Data excerpts.
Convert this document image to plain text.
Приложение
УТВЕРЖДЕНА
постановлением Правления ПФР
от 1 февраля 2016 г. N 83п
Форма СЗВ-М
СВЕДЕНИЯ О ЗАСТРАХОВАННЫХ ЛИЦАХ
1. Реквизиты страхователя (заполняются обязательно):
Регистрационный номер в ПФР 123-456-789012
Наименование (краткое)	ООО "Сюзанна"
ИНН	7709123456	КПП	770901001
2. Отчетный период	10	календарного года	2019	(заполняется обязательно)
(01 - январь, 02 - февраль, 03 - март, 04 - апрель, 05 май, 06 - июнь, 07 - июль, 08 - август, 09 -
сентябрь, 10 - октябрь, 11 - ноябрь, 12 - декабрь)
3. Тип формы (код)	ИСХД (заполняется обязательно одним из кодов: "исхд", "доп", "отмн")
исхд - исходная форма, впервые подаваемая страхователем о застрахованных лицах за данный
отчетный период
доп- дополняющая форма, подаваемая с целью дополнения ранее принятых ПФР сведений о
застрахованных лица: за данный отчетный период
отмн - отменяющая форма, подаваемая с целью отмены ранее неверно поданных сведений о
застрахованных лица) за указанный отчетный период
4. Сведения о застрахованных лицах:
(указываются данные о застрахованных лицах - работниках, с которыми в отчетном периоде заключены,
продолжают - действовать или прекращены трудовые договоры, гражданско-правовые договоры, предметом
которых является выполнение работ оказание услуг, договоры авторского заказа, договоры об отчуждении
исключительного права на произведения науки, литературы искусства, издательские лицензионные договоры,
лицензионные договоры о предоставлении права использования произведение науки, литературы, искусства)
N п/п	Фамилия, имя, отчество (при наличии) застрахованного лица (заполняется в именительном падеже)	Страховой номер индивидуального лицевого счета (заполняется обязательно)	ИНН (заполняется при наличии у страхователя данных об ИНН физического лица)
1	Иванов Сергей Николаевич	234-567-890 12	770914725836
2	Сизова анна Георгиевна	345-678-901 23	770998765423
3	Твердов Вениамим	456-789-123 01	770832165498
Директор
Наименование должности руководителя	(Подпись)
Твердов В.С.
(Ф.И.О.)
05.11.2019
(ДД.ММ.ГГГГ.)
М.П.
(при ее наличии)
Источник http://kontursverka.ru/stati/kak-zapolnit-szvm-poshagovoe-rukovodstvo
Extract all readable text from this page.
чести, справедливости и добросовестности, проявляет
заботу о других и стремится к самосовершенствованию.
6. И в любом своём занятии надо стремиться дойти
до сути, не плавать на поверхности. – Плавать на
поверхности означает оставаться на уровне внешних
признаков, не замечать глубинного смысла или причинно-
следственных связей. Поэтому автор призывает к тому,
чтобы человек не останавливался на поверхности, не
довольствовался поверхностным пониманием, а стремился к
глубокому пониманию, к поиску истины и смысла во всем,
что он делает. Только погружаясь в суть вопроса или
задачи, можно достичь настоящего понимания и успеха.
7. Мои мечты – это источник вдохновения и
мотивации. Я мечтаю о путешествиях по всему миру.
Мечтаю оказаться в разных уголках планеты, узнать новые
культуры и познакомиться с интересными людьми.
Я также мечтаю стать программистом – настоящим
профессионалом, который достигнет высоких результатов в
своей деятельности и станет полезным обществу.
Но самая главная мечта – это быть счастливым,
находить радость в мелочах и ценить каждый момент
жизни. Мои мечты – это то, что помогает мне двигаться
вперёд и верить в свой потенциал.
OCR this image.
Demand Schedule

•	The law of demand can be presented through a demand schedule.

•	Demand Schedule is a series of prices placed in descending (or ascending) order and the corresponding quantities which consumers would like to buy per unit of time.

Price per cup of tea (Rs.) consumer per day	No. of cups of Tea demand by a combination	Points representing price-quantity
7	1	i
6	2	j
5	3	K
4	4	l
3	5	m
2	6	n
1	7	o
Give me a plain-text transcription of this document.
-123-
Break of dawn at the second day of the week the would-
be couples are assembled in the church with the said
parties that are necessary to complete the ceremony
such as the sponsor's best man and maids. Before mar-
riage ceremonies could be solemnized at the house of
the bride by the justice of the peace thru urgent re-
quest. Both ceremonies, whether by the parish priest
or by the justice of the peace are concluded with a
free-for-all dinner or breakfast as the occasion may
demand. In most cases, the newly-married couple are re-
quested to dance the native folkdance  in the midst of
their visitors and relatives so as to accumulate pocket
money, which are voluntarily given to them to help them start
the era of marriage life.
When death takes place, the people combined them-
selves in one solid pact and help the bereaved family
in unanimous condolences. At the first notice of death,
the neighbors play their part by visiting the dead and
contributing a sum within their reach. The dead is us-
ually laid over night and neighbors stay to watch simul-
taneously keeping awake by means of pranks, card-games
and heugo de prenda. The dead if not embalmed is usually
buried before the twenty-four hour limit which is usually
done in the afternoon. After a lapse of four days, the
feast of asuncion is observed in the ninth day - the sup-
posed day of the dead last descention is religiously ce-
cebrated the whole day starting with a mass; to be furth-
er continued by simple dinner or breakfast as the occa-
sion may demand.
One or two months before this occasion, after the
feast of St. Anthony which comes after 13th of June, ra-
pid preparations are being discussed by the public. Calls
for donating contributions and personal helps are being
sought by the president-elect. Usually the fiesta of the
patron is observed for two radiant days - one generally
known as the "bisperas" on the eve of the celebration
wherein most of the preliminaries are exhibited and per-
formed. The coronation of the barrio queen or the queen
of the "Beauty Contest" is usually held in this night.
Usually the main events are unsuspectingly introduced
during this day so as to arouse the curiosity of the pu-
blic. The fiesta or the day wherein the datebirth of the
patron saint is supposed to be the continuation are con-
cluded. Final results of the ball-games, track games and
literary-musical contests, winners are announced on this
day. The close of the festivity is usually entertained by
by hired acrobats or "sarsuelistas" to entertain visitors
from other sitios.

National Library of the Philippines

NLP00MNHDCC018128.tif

What to do. Faithfully reproduce all of the records, character for character.

Problem solution.
Convert this document image to plain text.
Приложение
УТВЕРЖДЕНА
постановлением Правления ПФР
от 1 февраля 2016 г. N 83п
Форма СЗВ-М
СВЕДЕНИЯ О ЗАСТРАХОВАННЫХ ЛИЦАХ
1. Реквизиты страхователя (заполняются обязательно):
Регистрационный номер в ПФР 123-456-789012
Наименование (краткое)	ООО "Сюзанна"
ИНН	7709123456	КПП	770901001
2. Отчетный период	10	календарного года	2019	(заполняется обязательно)
(01 - январь, 02 - февраль, 03 - март, 04 - апрель, 05 май, 06 - июнь, 07 - июль, 08 - август, 09 -
сентябрь, 10 - октябрь, 11 - ноябрь, 12 - декабрь)
3. Тип формы (код)	ИСХД (заполняется обязательно одним из кодов: "исхд", "доп", "отмн")
исхд - исходная форма, впервые подаваемая страхователем о застрахованных лицах за данный
отчетный период
доп- дополняющая форма, подаваемая с целью дополнения ранее принятых ПФР сведений о
застрахованных лица: за данный отчетный период
отмн - отменяющая форма, подаваемая с целью отмены ранее неверно поданных сведений о
застрахованных лица) за указанный отчетный период
4. Сведения о застрахованных лицах:
(указываются данные о застрахованных лицах - работниках, с которыми в отчетном периоде заключены,
продолжают - действовать или прекращены трудовые договоры, гражданско-правовые договоры, предметом
которых является выполнение работ оказание услуг, договоры авторского заказа, договоры об отчуждении
исключительного права на произведения науки, литературы искусства, издательские лицензионные договоры,
лицензионные договоры о предоставлении права использования произведение науки, литературы, искусства)
N п/п	Фамилия, имя, отчество (при наличии) застрахованного лица (заполняется в именительном падеже)	Страховой номер индивидуального лицевого счета (заполняется обязательно)	ИНН (заполняется при наличии у страхователя данных об ИНН физического лица)
1	Иванов Сергей Николаевич	234-567-890 12	770914725836
2	Сизова анна Георгиевна	345-678-901 23	770998765423
3	Твердов Вениамим	456-789-123 01	770832165498
Директор
Наименование должности руководителя	(Подпись)
Твердов В.С.
(Ф.И.О.)
05.11.2019
(ДД.ММ.ГГГГ.)
М.П.
(при ее наличии)
Источник http://kontursverka.ru/stati/kak-zapolnit-szvm-poshagovoe-rukovodstvo
Extract all readable text from this page.
чести, справедливости и добросовестности, проявляет
заботу о других и стремится к самосовершенствованию.
6. И в любом своём занятии надо стремиться дойти
до сути, не плавать на поверхности. – Плавать на
поверхности означает оставаться на уровне внешних
признаков, не замечать глубинного смысла или причинно-
следственных связей. Поэтому автор призывает к тому,
чтобы человек не останавливался на поверхности, не
довольствовался поверхностным пониманием, а стремился к
глубокому пониманию, к поиску истины и смысла во всем,
что он делает. Только погружаясь в суть вопроса или
задачи, можно достичь настоящего понимания и успеха.
7. Мои мечты – это источник вдохновения и
мотивации. Я мечтаю о путешествиях по всему миру.
Мечтаю оказаться в разных уголках планеты, узнать новые
культуры и познакомиться с интересными людьми.
Я также мечтаю стать программистом – настоящим
профессионалом, который достигнет высоких результатов в
своей деятельности и станет полезным обществу.
Но самая главная мечта – это быть счастливым,
находить радость в мелочах и ценить каждый момент
жизни. Мои мечты – это то, что помогает мне двигаться
вперёд и верить в свой потенциал.
OCR this image.
Demand Schedule

•	The law of demand can be presented through a demand schedule.

•	Demand Schedule is a series of prices placed in descending (or ascending) order and the corresponding quantities which consumers would like to buy per unit of time.

Price per cup of tea (Rs.) consumer per day	No. of cups of Tea demand by a combination	Points representing price-quantity
7	1	i
6	2	j
5	3	K
4	4	l
3	5	m
2	6	n
1	7	o
Give me a plain-text transcription of this document.
-123-
Break of dawn at the second day of the week the would-
be couples are assembled in the church with the said
parties that are necessary to complete the ceremony
such as the sponsor's best man and maids. Before mar-
riage ceremonies could be solemnized at the house of
the bride by the justice of the peace thru urgent re-
quest. Both ceremonies, whether by the parish priest
or by the justice of the peace are concluded with a
free-for-all dinner or breakfast as the occasion may
demand. In most cases, the newly-married couple are re-
quested to dance the native folkdance  in the midst of
their visitors and relatives so as to accumulate pocket
money, which are voluntarily given to them to help them start
the era of marriage life.
When death takes place, the people combined them-
selves in one solid pact and help the bereaved family
in unanimous condolences. At the first notice of death,
the neighbors play their part by visiting the dead and
contributing a sum within their reach. The dead is us-
ually laid over night and neighbors stay to watch simul-
taneously keeping awake by means of pranks, card-games
and heugo de prenda. The dead if not embalmed is usually
buried before the twenty-four hour limit which is usually
done in the afternoon. After a lapse of four days, the
feast of asuncion is observed in the ninth day - the sup-
posed day of the dead last descention is religiously ce-
cebrated the whole day starting with a mass; to be furth-
er continued by simple dinner or breakfast as the occa-
sion may demand.
One or two months before this occasion, after the
feast of St. Anthony which comes after 13th of June, ra-
pid preparations are being discussed by the public. Calls
for donating contributions and personal helps are being
sought by the president-elect. Usually the fiesta of the
patron is observed for two radiant days - one generally
known as the "bisperas" on the eve of the celebration
wherein most of the preliminaries are exhibited and per-
formed. The coronation of the barrio queen or the queen
of the "Beauty Contest" is usually held in this night.
Usually the main events are unsuspectingly introduced
during this day so as to arouse the curiosity of the pu-
blic. The fiesta or the day wherein the datebirth of the
patron saint is supposed to be the continuation are con-
cluded. Final results of the ball-games, track games and
literary-musical contests, winners are announced on this
day. The close of the festivity is usually entertained by
by hired acrobats or "sarsuelistas" to entertain visitors
from other sitios.

National Library of the Philippines

NLP00MNHDCC018128.tif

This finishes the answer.